Copy out the lines from the one containing "Localize each UI" through the one containing "bar [583, 157, 751, 652]" without changing them, and leave out the pictures.
**** RECORDS SHOWN ****
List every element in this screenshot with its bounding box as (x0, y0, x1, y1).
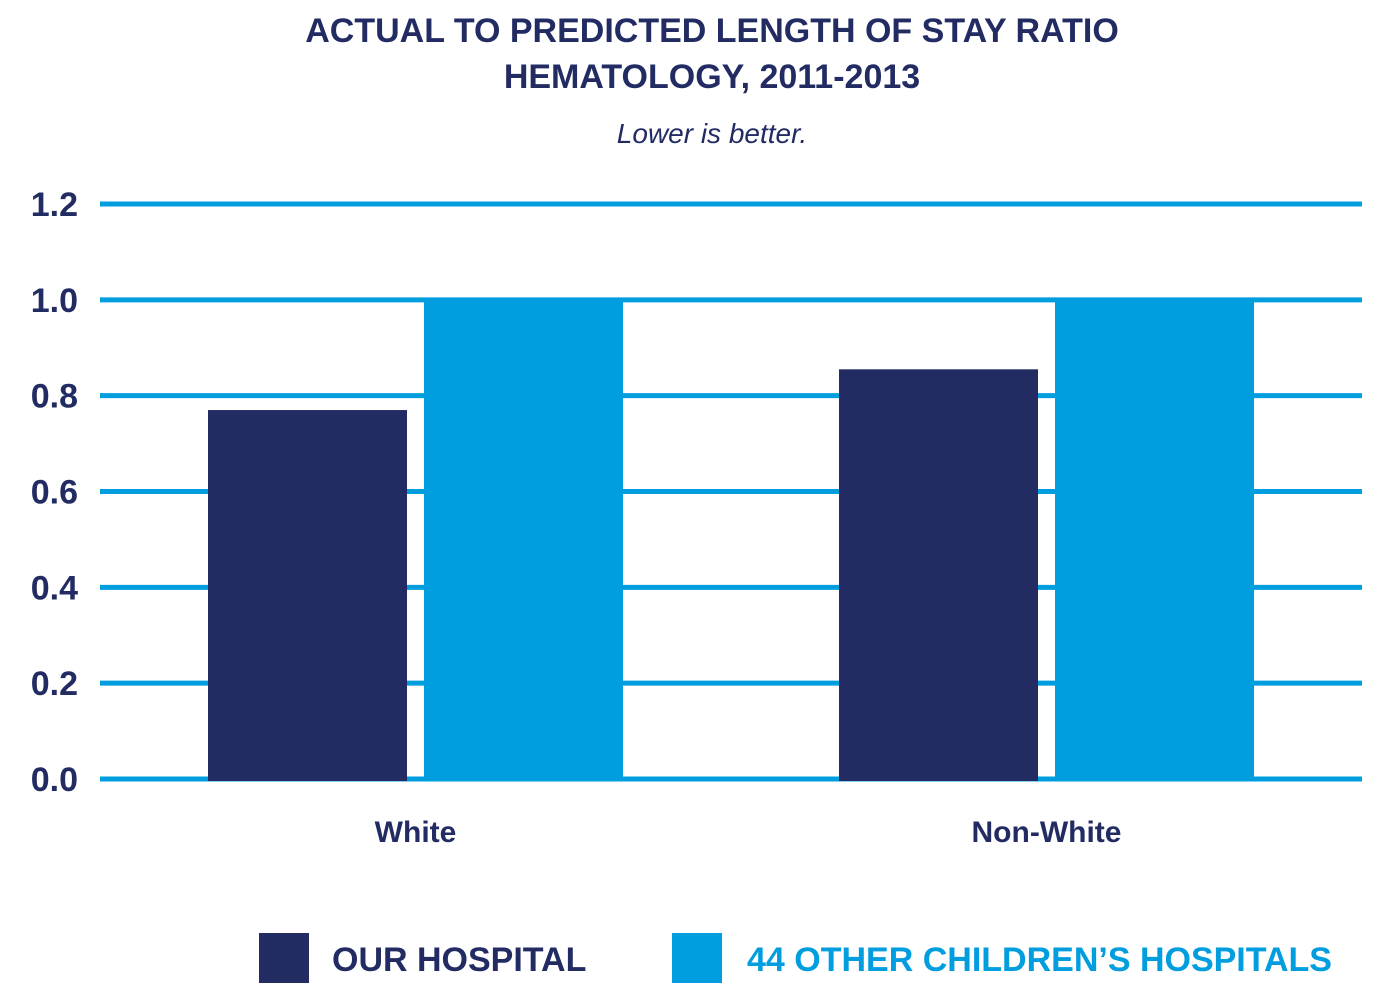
****
**** RECORDS SHOWN ****
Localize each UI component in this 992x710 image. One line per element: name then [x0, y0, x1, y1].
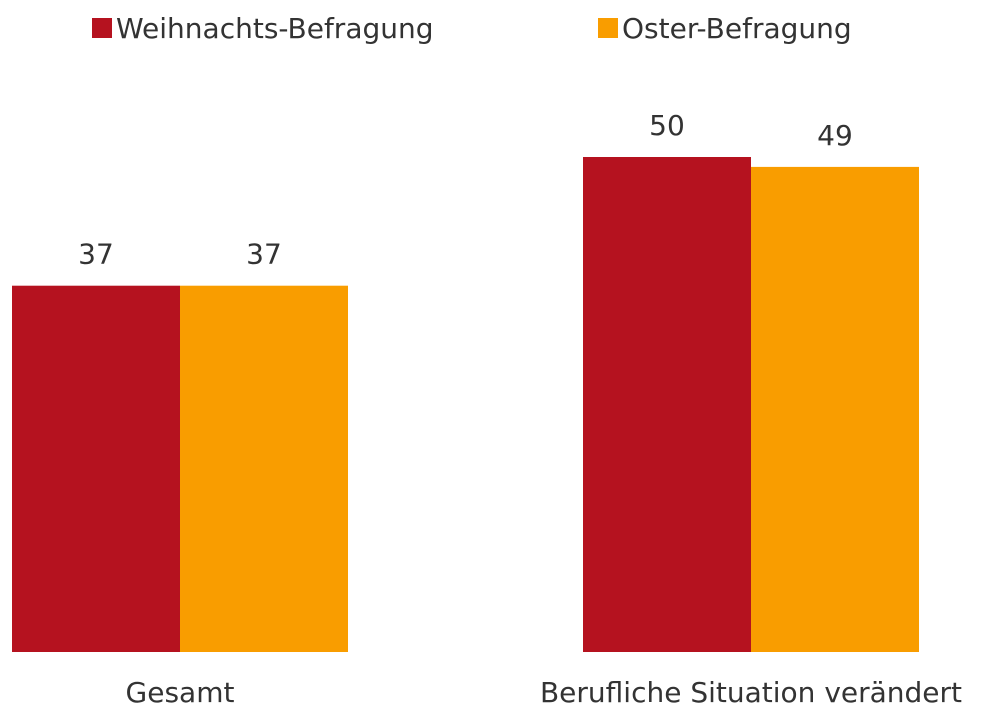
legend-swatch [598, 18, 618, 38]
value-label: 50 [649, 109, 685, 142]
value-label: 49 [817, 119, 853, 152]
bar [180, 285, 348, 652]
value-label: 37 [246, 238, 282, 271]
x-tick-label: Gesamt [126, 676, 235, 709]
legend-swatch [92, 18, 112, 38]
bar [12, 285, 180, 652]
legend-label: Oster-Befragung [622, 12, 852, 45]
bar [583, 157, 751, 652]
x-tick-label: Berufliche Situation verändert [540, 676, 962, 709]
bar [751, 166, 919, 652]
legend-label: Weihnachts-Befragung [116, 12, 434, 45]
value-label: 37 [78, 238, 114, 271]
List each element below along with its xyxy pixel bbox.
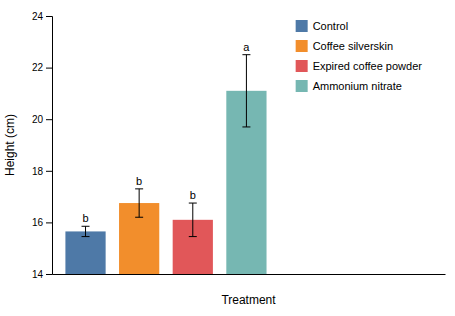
****
→ **COMPLETE ANSWER**:
Localize each UI component in this 992x710 image. One line per element: name then [x0, y0, x1, y1].
legend-swatch [598, 18, 618, 38]
value-label: 50 [649, 109, 685, 142]
value-label: 49 [817, 119, 853, 152]
bar [180, 285, 348, 652]
value-label: 37 [246, 238, 282, 271]
x-tick-label: Gesamt [126, 676, 235, 709]
legend-swatch [92, 18, 112, 38]
bar [12, 285, 180, 652]
legend-label: Oster-Befragung [622, 12, 852, 45]
bar [583, 157, 751, 652]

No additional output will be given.